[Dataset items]
══════
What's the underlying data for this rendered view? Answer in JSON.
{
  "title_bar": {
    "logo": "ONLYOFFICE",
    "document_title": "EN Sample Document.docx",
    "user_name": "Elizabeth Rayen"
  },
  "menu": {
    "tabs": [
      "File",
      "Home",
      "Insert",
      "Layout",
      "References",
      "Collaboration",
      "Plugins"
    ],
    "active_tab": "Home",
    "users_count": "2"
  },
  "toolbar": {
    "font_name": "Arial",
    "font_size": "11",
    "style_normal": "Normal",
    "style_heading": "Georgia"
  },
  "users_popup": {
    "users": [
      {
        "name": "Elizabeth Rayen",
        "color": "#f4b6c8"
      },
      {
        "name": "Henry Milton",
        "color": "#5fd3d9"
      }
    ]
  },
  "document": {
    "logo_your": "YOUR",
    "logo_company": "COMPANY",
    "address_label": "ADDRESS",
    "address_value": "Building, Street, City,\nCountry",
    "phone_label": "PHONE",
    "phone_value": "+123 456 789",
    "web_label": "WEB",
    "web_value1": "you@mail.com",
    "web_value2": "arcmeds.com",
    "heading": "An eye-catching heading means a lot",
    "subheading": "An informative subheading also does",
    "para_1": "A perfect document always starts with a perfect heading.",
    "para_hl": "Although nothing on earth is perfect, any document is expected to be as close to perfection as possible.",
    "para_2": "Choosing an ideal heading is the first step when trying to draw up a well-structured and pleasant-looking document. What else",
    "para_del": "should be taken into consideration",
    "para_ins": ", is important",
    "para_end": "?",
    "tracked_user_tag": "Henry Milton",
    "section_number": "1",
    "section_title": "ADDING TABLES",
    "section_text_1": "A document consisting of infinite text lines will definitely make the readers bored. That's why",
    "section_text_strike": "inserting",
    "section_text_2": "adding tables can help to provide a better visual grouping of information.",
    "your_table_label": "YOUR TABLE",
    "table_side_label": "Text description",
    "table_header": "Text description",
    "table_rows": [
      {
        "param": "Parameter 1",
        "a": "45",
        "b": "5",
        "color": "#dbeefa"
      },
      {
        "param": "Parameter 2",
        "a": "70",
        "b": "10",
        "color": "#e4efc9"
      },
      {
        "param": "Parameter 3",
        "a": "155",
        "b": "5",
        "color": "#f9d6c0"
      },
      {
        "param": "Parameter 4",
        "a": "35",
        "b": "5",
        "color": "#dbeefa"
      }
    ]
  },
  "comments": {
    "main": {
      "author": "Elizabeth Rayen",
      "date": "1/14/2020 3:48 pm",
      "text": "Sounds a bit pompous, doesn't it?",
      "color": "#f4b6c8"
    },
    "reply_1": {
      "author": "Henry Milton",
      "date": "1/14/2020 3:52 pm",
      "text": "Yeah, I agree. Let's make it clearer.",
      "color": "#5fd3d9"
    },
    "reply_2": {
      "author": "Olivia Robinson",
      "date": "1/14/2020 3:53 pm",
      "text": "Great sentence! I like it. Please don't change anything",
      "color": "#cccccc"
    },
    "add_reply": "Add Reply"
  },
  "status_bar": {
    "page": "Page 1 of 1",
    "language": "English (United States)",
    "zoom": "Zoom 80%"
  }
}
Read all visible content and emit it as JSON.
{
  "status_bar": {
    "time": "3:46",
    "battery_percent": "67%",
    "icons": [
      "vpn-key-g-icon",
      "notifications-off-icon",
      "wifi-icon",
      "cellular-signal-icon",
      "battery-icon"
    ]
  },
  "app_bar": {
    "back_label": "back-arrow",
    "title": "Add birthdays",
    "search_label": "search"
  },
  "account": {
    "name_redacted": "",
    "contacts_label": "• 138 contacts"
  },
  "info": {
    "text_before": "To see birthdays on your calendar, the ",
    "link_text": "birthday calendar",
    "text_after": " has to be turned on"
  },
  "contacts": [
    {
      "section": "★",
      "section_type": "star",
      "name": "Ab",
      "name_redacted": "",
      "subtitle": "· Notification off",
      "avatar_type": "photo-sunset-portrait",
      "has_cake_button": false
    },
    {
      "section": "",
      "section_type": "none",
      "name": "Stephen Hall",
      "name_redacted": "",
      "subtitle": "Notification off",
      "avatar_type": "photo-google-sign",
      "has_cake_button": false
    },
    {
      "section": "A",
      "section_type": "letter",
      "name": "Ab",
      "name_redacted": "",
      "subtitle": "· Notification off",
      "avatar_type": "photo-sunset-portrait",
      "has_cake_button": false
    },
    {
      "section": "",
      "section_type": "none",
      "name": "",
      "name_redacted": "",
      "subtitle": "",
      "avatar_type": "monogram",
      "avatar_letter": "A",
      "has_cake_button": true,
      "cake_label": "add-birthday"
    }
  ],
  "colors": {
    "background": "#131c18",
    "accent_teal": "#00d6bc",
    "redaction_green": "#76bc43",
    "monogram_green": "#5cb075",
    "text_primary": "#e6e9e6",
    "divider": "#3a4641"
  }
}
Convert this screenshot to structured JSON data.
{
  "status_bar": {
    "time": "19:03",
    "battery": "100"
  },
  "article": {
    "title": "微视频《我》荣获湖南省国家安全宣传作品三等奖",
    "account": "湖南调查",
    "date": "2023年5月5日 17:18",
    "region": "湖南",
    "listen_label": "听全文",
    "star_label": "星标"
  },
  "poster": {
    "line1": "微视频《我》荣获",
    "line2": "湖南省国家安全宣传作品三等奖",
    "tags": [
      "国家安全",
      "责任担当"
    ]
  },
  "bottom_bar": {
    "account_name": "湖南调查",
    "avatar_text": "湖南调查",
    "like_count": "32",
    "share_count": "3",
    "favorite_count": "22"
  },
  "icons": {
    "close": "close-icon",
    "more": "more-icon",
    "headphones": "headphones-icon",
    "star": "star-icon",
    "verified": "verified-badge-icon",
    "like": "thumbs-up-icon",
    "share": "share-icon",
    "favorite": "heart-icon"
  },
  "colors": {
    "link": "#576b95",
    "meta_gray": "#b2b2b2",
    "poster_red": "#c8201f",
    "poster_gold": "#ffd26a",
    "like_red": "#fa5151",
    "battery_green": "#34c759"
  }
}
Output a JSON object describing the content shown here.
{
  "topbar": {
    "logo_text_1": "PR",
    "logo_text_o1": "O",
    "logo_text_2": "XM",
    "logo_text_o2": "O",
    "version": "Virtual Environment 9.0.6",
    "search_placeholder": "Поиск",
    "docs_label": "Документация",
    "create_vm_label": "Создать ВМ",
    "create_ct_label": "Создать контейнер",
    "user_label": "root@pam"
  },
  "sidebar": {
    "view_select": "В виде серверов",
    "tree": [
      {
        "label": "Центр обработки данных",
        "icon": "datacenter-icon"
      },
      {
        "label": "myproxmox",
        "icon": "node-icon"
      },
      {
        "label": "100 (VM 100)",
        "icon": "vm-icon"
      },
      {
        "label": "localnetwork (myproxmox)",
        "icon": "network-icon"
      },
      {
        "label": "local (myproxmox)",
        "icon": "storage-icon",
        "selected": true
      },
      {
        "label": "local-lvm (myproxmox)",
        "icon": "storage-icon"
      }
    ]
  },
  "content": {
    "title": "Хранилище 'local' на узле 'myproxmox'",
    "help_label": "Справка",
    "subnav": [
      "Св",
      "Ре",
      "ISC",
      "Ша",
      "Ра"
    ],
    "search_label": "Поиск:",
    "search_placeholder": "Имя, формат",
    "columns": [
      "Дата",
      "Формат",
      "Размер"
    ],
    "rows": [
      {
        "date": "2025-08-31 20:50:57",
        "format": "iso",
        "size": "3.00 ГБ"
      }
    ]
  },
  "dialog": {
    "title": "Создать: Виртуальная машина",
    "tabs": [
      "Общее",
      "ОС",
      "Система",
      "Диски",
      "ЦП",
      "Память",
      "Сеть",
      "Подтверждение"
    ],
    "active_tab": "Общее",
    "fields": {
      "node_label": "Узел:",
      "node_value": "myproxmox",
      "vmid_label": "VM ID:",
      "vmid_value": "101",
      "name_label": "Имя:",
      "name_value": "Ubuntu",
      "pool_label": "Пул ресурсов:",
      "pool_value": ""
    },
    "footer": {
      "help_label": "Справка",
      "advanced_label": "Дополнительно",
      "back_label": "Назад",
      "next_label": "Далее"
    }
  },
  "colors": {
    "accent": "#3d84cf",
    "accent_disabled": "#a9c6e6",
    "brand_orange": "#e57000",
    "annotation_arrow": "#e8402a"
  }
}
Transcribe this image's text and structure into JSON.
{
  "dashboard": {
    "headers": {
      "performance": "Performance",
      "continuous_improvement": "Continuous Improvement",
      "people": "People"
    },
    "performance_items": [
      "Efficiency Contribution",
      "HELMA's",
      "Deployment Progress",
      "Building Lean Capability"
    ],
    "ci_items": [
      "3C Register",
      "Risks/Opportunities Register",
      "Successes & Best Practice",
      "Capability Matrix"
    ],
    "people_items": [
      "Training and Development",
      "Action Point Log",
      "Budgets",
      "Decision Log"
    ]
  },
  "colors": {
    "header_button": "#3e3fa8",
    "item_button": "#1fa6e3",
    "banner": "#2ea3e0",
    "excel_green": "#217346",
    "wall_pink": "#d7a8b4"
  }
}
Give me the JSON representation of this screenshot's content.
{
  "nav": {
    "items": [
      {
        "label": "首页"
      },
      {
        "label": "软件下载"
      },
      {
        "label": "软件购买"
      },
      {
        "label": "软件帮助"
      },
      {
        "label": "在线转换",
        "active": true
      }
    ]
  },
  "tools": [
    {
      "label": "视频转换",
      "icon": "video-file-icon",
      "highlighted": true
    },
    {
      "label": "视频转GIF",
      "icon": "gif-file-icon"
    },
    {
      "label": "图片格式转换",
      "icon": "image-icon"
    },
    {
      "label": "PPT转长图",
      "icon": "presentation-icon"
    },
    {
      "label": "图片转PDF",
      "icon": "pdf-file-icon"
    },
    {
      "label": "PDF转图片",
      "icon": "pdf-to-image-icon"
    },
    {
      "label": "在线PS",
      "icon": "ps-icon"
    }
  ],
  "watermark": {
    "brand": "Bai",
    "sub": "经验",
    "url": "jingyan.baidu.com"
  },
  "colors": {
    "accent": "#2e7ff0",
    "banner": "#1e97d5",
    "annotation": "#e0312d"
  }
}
══════
* _WORK TO DO_
List all lines above in which the string "Milton" appears.

* _WRITTEN RESPONSE_
        "name": "Henry Milton",
    "tracked_user_tag": "Henry Milton",
      "author": "Henry Milton",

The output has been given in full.